GIVEN PROBLEM:
Extract the lines that hold the string "saved".

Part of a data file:
————————

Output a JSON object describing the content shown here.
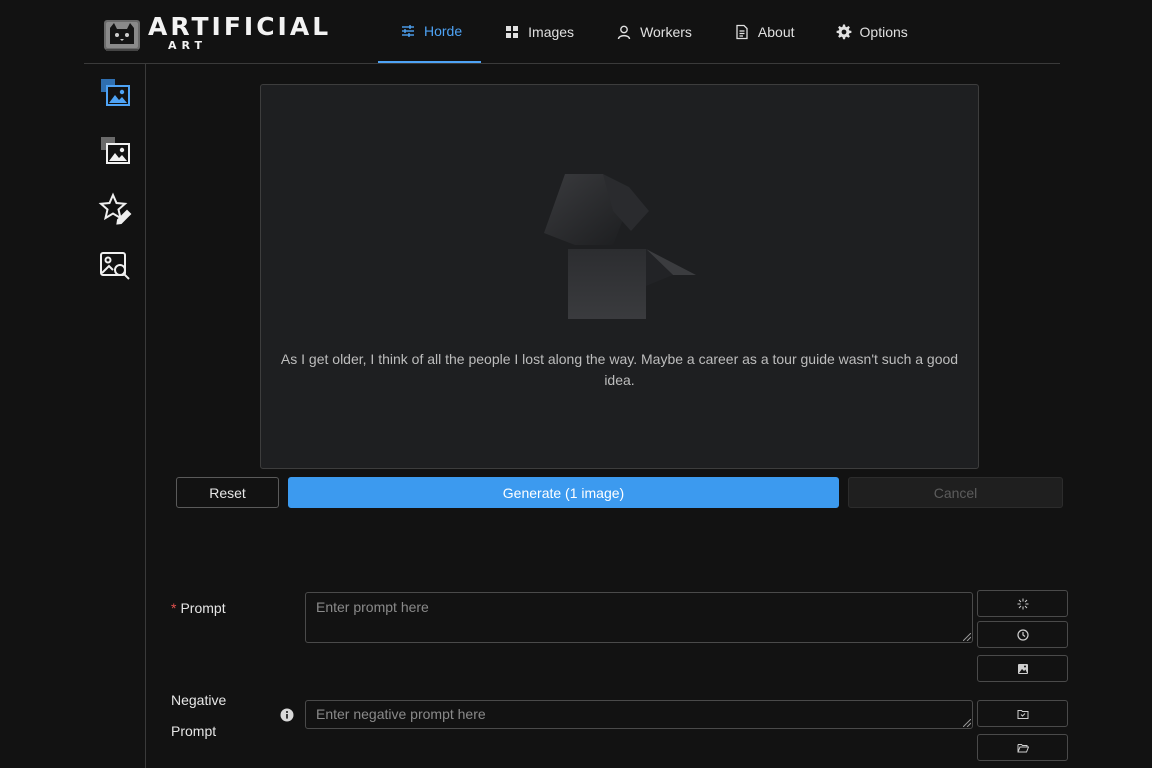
{
  "logo": {
    "title": "ARTIFICIAL",
    "subtitle": "ART"
  },
  "nav": [
    {
      "label": "Horde",
      "icon": "sliders-icon",
      "active": true
    },
    {
      "label": "Images",
      "icon": "grid-icon",
      "active": false
    },
    {
      "label": "Workers",
      "icon": "user-icon",
      "active": false
    },
    {
      "label": "About",
      "icon": "document-icon",
      "active": false
    },
    {
      "label": "Options",
      "icon": "gear-icon",
      "active": false
    }
  ],
  "sidebar": [
    {
      "icon": "generate-images-icon",
      "active": true
    },
    {
      "icon": "image-to-image-icon",
      "active": false
    },
    {
      "icon": "star-edit-icon",
      "active": false
    },
    {
      "icon": "image-search-icon",
      "active": false
    }
  ],
  "preview": {
    "message": "As I get older, I think of all the people I lost along the way. Maybe a career as a tour guide wasn't such a good idea."
  },
  "actions": {
    "reset_label": "Reset",
    "generate_label": "Generate (1 image)",
    "cancel_label": "Cancel"
  },
  "form": {
    "prompt_required_marker": "*",
    "prompt_label": "Prompt",
    "prompt_placeholder": "Enter prompt here",
    "prompt_value": "",
    "negative_label_line1": "Negative",
    "negative_label_line2": "Prompt",
    "negative_placeholder": "Enter negative prompt here",
    "negative_value": ""
  },
  "tool_buttons": [
    "sparkle-icon",
    "history-icon",
    "image-icon",
    "save-folder-icon",
    "open-folder-icon"
  ],
  "colors": {
    "accent": "#3c9aef",
    "background": "#121212",
    "panel": "#1e1f21",
    "required": "#e0504e"
  }
}
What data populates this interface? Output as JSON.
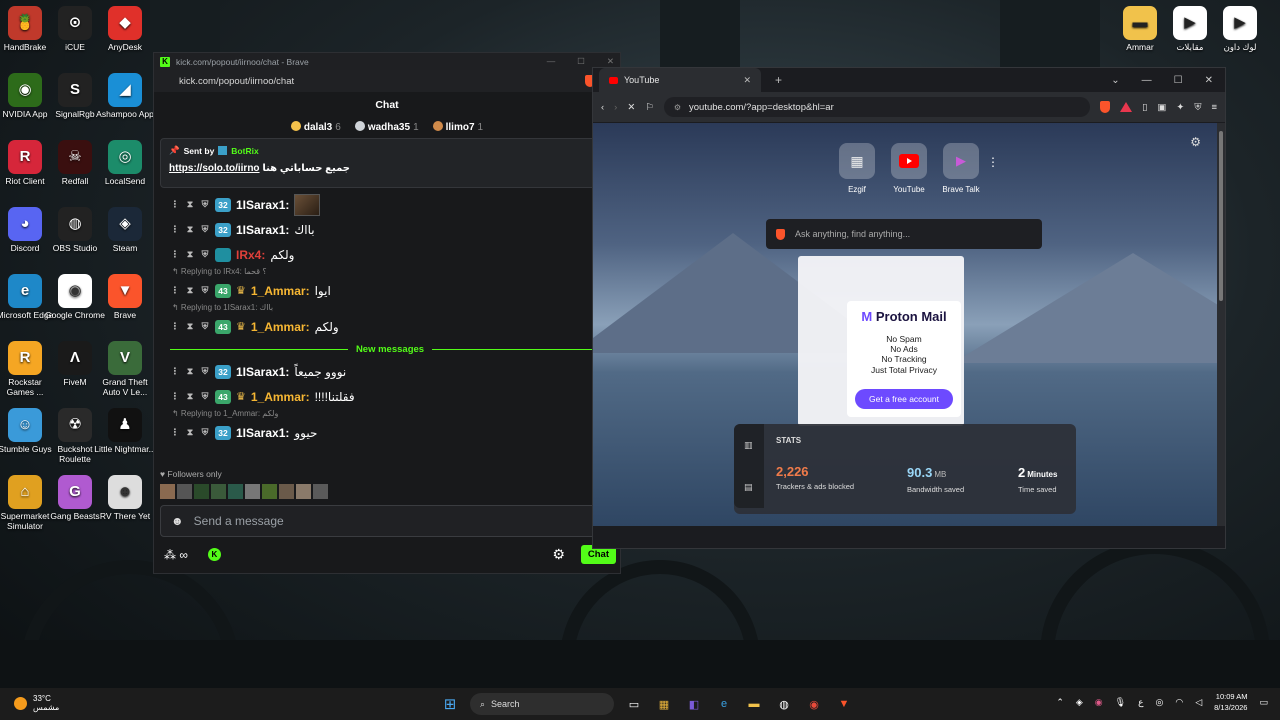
{
  "desktop": {
    "left_icons": [
      {
        "label": "HandBrake",
        "color": "#c0392b",
        "glyph": "🍍"
      },
      {
        "label": "iCUE",
        "color": "#222",
        "glyph": "⊙"
      },
      {
        "label": "AnyDesk",
        "color": "#e0302a",
        "glyph": "◆"
      },
      {
        "label": "NVIDIA App",
        "color": "#2d6b1a",
        "glyph": "◉"
      },
      {
        "label": "SignalRgb",
        "color": "#222",
        "glyph": "S"
      },
      {
        "label": "Ashampoo App",
        "color": "#1a8fd6",
        "glyph": "◢"
      },
      {
        "label": "Riot Client",
        "color": "#d6263a",
        "glyph": "R"
      },
      {
        "label": "Redfall",
        "color": "#3a0f0f",
        "glyph": "☠"
      },
      {
        "label": "LocalSend",
        "color": "#1c8c6a",
        "glyph": "◎"
      },
      {
        "label": "Discord",
        "color": "#5865f2",
        "glyph": "◕"
      },
      {
        "label": "OBS Studio",
        "color": "#222",
        "glyph": "◍"
      },
      {
        "label": "Steam",
        "color": "#1b2838",
        "glyph": "◈"
      },
      {
        "label": "Microsoft Edge",
        "color": "#1e88c8",
        "glyph": "e"
      },
      {
        "label": "Google Chrome",
        "color": "#fff",
        "glyph": "◉"
      },
      {
        "label": "Brave",
        "color": "#fb542b",
        "glyph": "▼"
      },
      {
        "label": "Rockstar Games ...",
        "color": "#f5a623",
        "glyph": "R"
      },
      {
        "label": "FiveM",
        "color": "#1a1a1a",
        "glyph": "Λ"
      },
      {
        "label": "Grand Theft Auto V Le...",
        "color": "#3a6b3a",
        "glyph": "V"
      },
      {
        "label": "Stumble Guys",
        "color": "#3a9ad9",
        "glyph": "☺"
      },
      {
        "label": "Buckshot Roulette",
        "color": "#2a2a2a",
        "glyph": "☢"
      },
      {
        "label": "Little Nightmar...",
        "color": "#111",
        "glyph": "♟"
      },
      {
        "label": "Supermarket Simulator",
        "color": "#e0a020",
        "glyph": "⌂"
      },
      {
        "label": "Gang Beasts",
        "color": "#b05ad0",
        "glyph": "G"
      },
      {
        "label": "RV There Yet",
        "color": "#ddd",
        "glyph": "☻"
      }
    ],
    "right_icons": [
      {
        "label": "Ammar",
        "color": "#f1c24b",
        "glyph": "▬"
      },
      {
        "label": "مقابلات",
        "color": "#fff",
        "glyph": "▶"
      },
      {
        "label": "لوك داون",
        "color": "#fff",
        "glyph": "▶"
      }
    ]
  },
  "chat_window": {
    "title": "kick.com/popout/iirnoo/chat - Brave",
    "url": "kick.com/popout/iirnoo/chat",
    "header": "Chat",
    "leaders": [
      {
        "name": "dalal3",
        "count": "6",
        "color": "#f4c14b"
      },
      {
        "name": "wadha35",
        "count": "1",
        "color": "#cfd3d8"
      },
      {
        "name": "llimo7",
        "count": "1",
        "color": "#d08a4a"
      }
    ],
    "pinned": {
      "sent_by_label": "Sent by",
      "bot_name": "BotRix",
      "link_text": "https://solo.to/iirno",
      "message": "جميع حساباتي هنا"
    },
    "messages": [
      {
        "type": "msg",
        "level": "32",
        "name": "1ISarax1:",
        "text": "",
        "name_style": "white",
        "has_avatar": true
      },
      {
        "type": "msg",
        "level": "32",
        "name": "1ISarax1:",
        "text": "بااك",
        "name_style": "white"
      },
      {
        "type": "msg",
        "level": "",
        "name": "IRx4:",
        "text": "ولكم",
        "name_style": "red"
      },
      {
        "type": "reply",
        "text": "Replying to IRx4: ؟ قحما"
      },
      {
        "type": "msg",
        "level": "43",
        "name": "1_Ammar:",
        "text": "ايوا",
        "name_style": "orange",
        "crown": true
      },
      {
        "type": "reply",
        "text": "Replying to 1ISarax1: بااك"
      },
      {
        "type": "msg",
        "level": "43",
        "name": "1_Ammar:",
        "text": "ولكم",
        "name_style": "orange",
        "crown": true
      },
      {
        "type": "divider",
        "text": "New messages"
      },
      {
        "type": "msg",
        "level": "32",
        "name": "1ISarax1:",
        "text": "نووو جميعاً",
        "name_style": "white"
      },
      {
        "type": "msg",
        "level": "43",
        "name": "1_Ammar:",
        "text": "!!!!فقلتنا",
        "name_style": "orange",
        "crown": true
      },
      {
        "type": "reply",
        "text": "Replying to 1_Ammar: ولكم"
      },
      {
        "type": "msg",
        "level": "32",
        "name": "1ISarax1:",
        "text": "حيوو",
        "name_style": "white"
      }
    ],
    "followers_only": "Followers only",
    "input_placeholder": "Send a message",
    "chat_button": "Chat"
  },
  "browser": {
    "tab_title": "YouTube",
    "url": "youtube.com/?app=desktop&hl=ar",
    "tiles": [
      {
        "label": "Ezgif"
      },
      {
        "label": "YouTube"
      },
      {
        "label": "Brave Talk"
      }
    ],
    "search_placeholder": "Ask anything, find anything...",
    "ad": {
      "brand": "Proton Mail",
      "lines": [
        "No Spam",
        "No Ads",
        "No Tracking",
        "Just Total Privacy"
      ],
      "cta": "Get a free account"
    },
    "stats": {
      "title": "STATS",
      "trackers_value": "2,226",
      "trackers_label": "Trackers & ads blocked",
      "bandwidth_value": "90.3",
      "bandwidth_unit": "MB",
      "bandwidth_label": "Bandwidth saved",
      "time_value": "2",
      "time_unit": "Minutes",
      "time_label": "Time saved"
    }
  },
  "taskbar": {
    "temperature": "33°C",
    "weather_text": "مشمس",
    "search_label": "Search",
    "time": "10:09 AM",
    "date": "8/13/2026",
    "lang": "ع"
  }
}
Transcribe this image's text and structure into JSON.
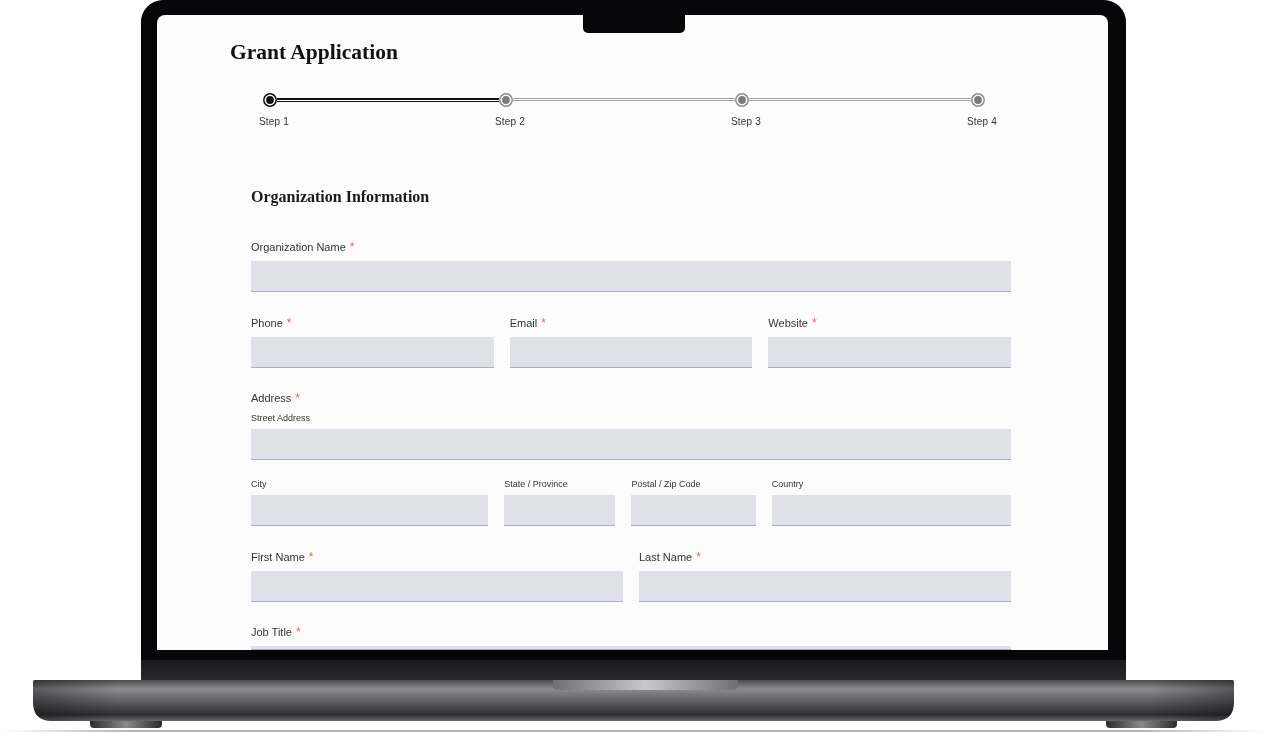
{
  "title": "Grant Application",
  "steps": [
    {
      "label": "Step 1",
      "selected": true
    },
    {
      "label": "Step 2",
      "selected": false
    },
    {
      "label": "Step 3",
      "selected": false
    },
    {
      "label": "Step 4",
      "selected": false
    }
  ],
  "form": {
    "heading": "Organization Information",
    "groups": [
      {
        "kind": "row",
        "fields": [
          {
            "label": "Organization Name",
            "required_mark": "*"
          }
        ]
      },
      {
        "kind": "row",
        "fields": [
          {
            "label": "Phone",
            "required_mark": "*"
          },
          {
            "label": "Email",
            "required_mark": "*"
          },
          {
            "label": "Website",
            "required_mark": "*"
          }
        ]
      },
      {
        "kind": "compound",
        "label": "Address",
        "required_mark": "*",
        "rows": [
          {
            "fields": [
              {
                "sublabel": "Street Address"
              }
            ]
          },
          {
            "fields": [
              {
                "sublabel": "City"
              },
              {
                "sublabel": "State / Province"
              },
              {
                "sublabel": "Postal / Zip Code"
              },
              {
                "sublabel": "Country"
              }
            ]
          }
        ]
      },
      {
        "kind": "row",
        "fields": [
          {
            "label": "First Name",
            "required_mark": "*"
          },
          {
            "label": "Last Name",
            "required_mark": "*"
          }
        ]
      },
      {
        "kind": "row",
        "fields": [
          {
            "label": "Job Title",
            "required_mark": "*"
          }
        ]
      }
    ]
  }
}
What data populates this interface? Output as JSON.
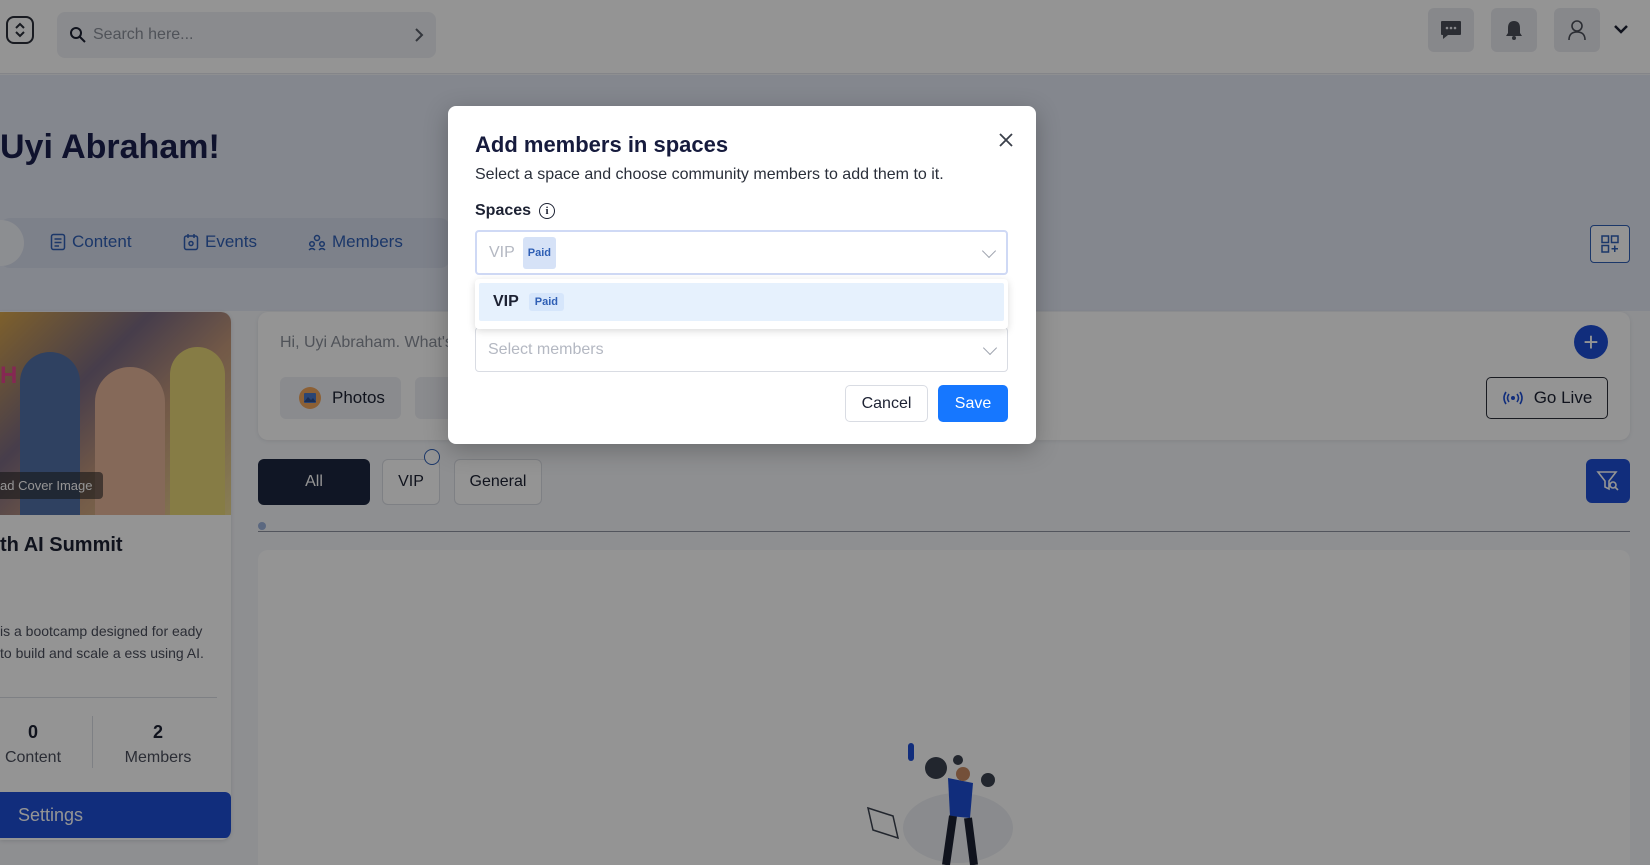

————————

RESULT BELOW:
      "bandwidth_label": "Bandwidth saved",
      "time_label": "Time saved"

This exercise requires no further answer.